Tasks to perform —
A: In the passage on the Sharpe Ratio and the risk-free rate, what was the highest return of the 3-Month Treasury Bill, and in what month and year did it occur?
B: Extend the passage on the Sharpe Ratio and the risk-free rate, picking up after its final sentence.

──────── Extracted text

It is worth acknowledging that there is no such thing as a risk-free investment. Everything has risks, even cash.

What is generally used as a proxy for the return of a risk-free, guaranteed investment is the current return of the 3-Month (90 or 91 day) Treasury Bill.

The return of the 3-Month Treasury Bill has been as high as 16.30% (in May, 1981) and as low as 0.01% (as recently as December, 2011).

Here is a graph of the historical return of the 3-Month Treasury Bill from the Board of Governors of the Federal Reserve System (US), 3-Month Treasury Bill: Secondary Market Rate [TB3MS], retrieved from FRED, Federal Reserve Bank of St. Louis at https://fred.stlouisfed.org/series/TB3MS.

The reason why it is important to factor out the return of a risk-free, guaranteed investment before computing a sharp ratio is because otherwise the current rate of inflation would skew the Sharpe Ratio and make it even less useful than it is.

Imagine if you knew that an investment in January of 1982 was going to have a 22% return with a standard deviation of 15% while the 3-month treasury rate was 12.28%. In that case the Sharpe Ratio would be (22% – 12.28%) / 15% = 0.648.

This is considered the equivalent return-to-risk ratio as an investment expected to have a 10.72% expected return with a standard deviation of 15% while the 3-month treasury rate in only 1.00%. In that case the Sharp Ratio would be the same (10.72% – 1%) / 15% = 0.648.

In this case the the return of a risk-free, guaranteed investment helps to factor out inflation and produce a measure of the real return (return minus inflation) per unit of risk.

────────────────
──────── Provided information

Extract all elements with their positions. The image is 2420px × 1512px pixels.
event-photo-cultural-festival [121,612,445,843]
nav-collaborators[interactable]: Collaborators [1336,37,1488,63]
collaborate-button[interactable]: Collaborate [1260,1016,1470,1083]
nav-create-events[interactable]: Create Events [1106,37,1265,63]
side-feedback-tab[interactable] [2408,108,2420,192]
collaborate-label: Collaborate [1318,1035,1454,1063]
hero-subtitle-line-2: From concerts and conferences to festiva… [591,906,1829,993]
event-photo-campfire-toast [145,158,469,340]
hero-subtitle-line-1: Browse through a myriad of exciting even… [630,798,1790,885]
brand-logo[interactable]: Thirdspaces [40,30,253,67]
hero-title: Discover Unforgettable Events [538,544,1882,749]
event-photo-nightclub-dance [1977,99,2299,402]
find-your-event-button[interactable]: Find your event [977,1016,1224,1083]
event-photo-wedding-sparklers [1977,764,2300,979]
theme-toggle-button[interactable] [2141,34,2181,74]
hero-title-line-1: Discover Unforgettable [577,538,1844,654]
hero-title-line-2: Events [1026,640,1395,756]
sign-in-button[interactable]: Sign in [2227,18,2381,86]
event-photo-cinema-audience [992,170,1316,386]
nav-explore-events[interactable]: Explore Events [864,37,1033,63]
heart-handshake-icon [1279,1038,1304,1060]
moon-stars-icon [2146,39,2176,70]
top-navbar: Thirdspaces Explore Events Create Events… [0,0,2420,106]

────────────────

Results for the exercise —
A: 16.30%, in May 1981.

B:
Observations

Here are some lessons which we can learn from the return of a so-called risk-free guaranteed investment such as the 3-Month Treasury Bill.

1. In the long run, the return of the 3-Month Treasury Bill has been a good proxy for factoring out inflation.

Since 1934 the 3-Month Treasury Bill has averaged 3.620% and the CPI index has averaged 3.626%.

2. The real return of a so-called risk-free guaranteed investment has been -0.006%.

Had you invested in the 3-Month Treasury Bill since 1934 your annualized real return would have been negative.

3. In the short run, the return of the 3-Month Treasury Bill has varied significantly from inflation.

While the rolling 12-month averages of the 3-Month Treasury Bill and Consumer Price Index (CPI) have been nearly identical, the short term variation has been significant. The 12-month rolling averages have differed by 2.44% on average.

3 Month Treasury and CPI

4. Officially inflation has been low since the government changed the way it is calculated, but we should not count on low inflation.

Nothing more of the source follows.